▶ [A block of data]
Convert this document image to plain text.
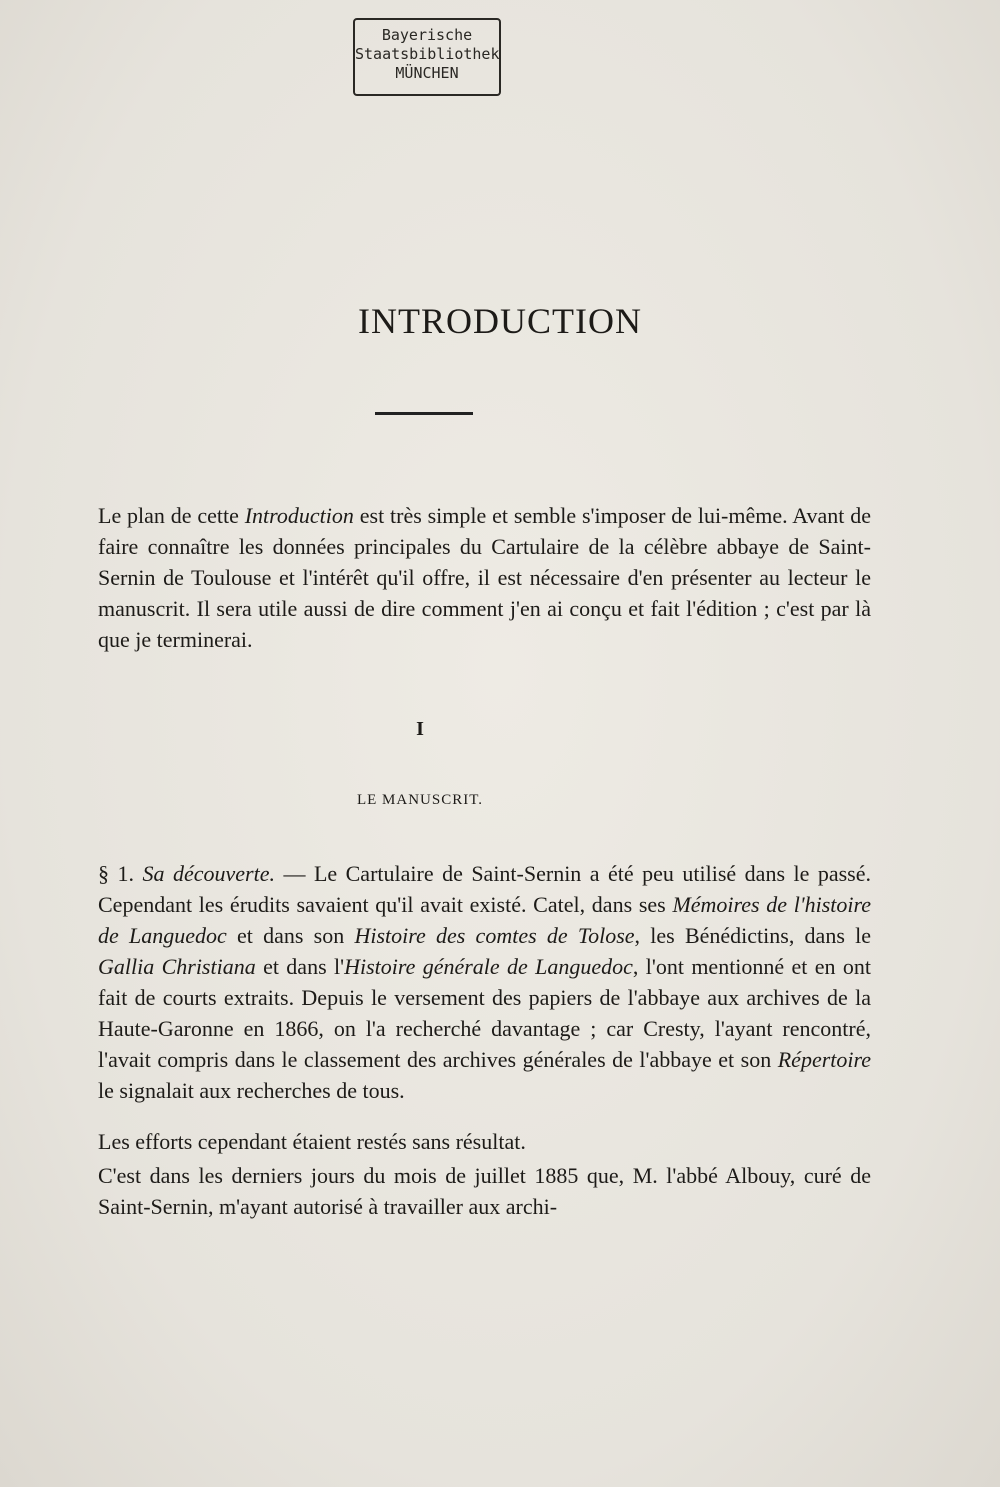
Bayerische
Staatsbibliothek
MÜNCHEN
INTRODUCTION

Le plan de cette Introduction est très simple et semble s'imposer de lui-même. Avant de faire connaître les données principales du Cartulaire de la célèbre abbaye de Saint-Sernin de Toulouse et l'intérêt qu'il offre, il est nécessaire d'en présenter au lecteur le manuscrit. Il sera utile aussi de dire comment j'en ai conçu et fait l'édition ; c'est par là que je terminerai.

I

LE MANUSCRIT.

§ 1. Sa découverte. — Le Cartulaire de Saint-Sernin a été peu utilisé dans le passé. Cependant les érudits savaient qu'il avait existé. Catel, dans ses Mémoires de l'histoire de Languedoc et dans son Histoire des comtes de Tolose, les Bénédictins, dans le Gallia Christiana et dans l'Histoire générale de Languedoc, l'ont mentionné et en ont fait de courts extraits. Depuis le versement des papiers de l'abbaye aux archives de la Haute-Garonne en 1866, on l'a recherché davantage ; car Cresty, l'ayant rencontré, l'avait compris dans le classement des archives générales de l'abbaye et son Répertoire le signalait aux recherches de tous.

Les efforts cependant étaient restés sans résultat.

C'est dans les derniers jours du mois de juillet 1885 que, M. l'abbé Albouy, curé de Saint-Sernin, m'ayant autorisé à travailler aux archi-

▶ [Directions]
From the data above, copy each line that has the string "dans".

▶ [Written solution]
§ 1. Sa découverte. — Le Cartulaire de Saint-Sernin a été peu utilisé dans le passé. Cependant les érudits savaient qu'il avait existé. Catel, dans ses Mémoires de l'histoire de Languedoc et dans son Histoire des comtes de Tolose, les Bénédictins, dans le Gallia Christiana et dans l'Histoire générale de Languedoc, l'ont mentionné et en ont fait de courts extraits. Depuis le versement des papiers de l'abbaye aux archives de la Haute-Garonne en 1866, on l'a recherché davantage ; car Cresty, l'ayant rencontré, l'avait compris dans le classement des archives générales de l'abbaye et son Répertoire le signalait aux recherches de tous.
C'est dans les derniers jours du mois de juillet 1885 que, M. l'abbé Albouy, curé de Saint-Sernin, m'ayant autorisé à travailler aux archi-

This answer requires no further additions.